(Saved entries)
───
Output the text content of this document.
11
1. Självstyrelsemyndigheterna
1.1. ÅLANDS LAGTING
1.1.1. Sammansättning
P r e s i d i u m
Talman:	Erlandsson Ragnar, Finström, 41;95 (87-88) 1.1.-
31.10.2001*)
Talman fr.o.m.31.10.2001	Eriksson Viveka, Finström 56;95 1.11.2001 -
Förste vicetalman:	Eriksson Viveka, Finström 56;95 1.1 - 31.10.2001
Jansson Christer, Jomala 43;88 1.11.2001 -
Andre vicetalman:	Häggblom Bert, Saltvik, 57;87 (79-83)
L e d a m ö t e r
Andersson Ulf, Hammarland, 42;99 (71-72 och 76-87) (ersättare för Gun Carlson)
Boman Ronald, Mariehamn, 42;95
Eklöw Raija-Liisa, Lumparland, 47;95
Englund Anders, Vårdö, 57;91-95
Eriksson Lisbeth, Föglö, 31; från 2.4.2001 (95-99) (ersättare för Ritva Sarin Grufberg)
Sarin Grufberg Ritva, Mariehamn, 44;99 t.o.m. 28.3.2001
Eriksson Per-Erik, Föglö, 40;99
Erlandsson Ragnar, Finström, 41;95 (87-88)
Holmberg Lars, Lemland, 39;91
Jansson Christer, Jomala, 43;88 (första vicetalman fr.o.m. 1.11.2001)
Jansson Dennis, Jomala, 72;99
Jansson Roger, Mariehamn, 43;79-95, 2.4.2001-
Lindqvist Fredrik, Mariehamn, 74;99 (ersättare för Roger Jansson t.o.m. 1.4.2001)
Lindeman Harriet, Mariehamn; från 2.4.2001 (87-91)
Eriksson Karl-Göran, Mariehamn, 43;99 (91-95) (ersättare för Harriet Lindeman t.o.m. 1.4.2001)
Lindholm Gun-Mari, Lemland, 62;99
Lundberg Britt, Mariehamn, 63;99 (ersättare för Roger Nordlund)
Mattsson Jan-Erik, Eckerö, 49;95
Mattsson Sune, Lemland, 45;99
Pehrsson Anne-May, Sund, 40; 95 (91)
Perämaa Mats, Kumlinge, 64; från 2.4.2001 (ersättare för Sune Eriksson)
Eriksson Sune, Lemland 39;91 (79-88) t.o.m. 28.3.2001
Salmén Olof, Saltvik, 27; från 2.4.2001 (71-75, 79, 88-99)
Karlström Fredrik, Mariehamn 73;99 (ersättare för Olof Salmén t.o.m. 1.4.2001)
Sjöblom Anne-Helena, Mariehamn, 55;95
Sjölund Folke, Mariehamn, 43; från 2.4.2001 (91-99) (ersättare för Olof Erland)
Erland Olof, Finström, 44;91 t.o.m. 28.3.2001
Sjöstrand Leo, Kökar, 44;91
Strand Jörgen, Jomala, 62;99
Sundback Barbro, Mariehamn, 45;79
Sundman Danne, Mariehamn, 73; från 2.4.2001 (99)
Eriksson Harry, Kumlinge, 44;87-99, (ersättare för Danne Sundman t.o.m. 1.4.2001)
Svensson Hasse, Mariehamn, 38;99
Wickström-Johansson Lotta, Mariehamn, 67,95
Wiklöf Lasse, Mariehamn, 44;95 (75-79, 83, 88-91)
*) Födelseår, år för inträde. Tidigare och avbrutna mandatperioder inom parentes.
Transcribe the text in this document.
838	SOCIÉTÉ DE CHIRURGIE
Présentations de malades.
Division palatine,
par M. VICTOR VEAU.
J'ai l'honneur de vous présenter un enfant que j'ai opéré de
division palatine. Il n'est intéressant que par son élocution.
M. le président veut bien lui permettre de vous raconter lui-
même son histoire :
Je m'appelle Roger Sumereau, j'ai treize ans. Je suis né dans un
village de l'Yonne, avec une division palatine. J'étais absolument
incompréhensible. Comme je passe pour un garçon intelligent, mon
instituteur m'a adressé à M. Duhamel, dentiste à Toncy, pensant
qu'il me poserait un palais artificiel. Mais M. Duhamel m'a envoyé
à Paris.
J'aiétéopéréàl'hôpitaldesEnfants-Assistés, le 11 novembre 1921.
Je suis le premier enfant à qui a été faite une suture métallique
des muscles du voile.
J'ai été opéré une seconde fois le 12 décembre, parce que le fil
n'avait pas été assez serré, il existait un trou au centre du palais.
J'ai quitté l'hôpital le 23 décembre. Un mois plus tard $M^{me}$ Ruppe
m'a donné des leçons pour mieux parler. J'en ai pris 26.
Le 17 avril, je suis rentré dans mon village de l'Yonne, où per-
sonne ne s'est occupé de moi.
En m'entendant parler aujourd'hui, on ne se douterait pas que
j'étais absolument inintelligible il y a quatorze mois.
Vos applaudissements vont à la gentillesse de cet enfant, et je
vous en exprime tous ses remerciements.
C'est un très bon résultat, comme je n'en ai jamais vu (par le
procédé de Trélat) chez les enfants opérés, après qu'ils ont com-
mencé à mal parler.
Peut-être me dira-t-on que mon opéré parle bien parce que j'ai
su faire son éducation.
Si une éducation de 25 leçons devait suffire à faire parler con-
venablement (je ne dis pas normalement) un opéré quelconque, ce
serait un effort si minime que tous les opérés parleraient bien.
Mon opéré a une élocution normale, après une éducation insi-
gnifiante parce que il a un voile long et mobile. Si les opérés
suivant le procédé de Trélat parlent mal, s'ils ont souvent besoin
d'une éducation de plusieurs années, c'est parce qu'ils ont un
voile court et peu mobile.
───
WHAT TO PRODUCE >>
Copy all lines from the data that hold the word "Lindeman".

EXERCISE ANSWER >>
Lindeman Harriet, Mariehamn; från 2.4.2001 (87-91)
Eriksson Karl-Göran, Mariehamn, 43;99 (91-95) (ersättare för Harriet Lindeman t.o.m. 1.4.2001)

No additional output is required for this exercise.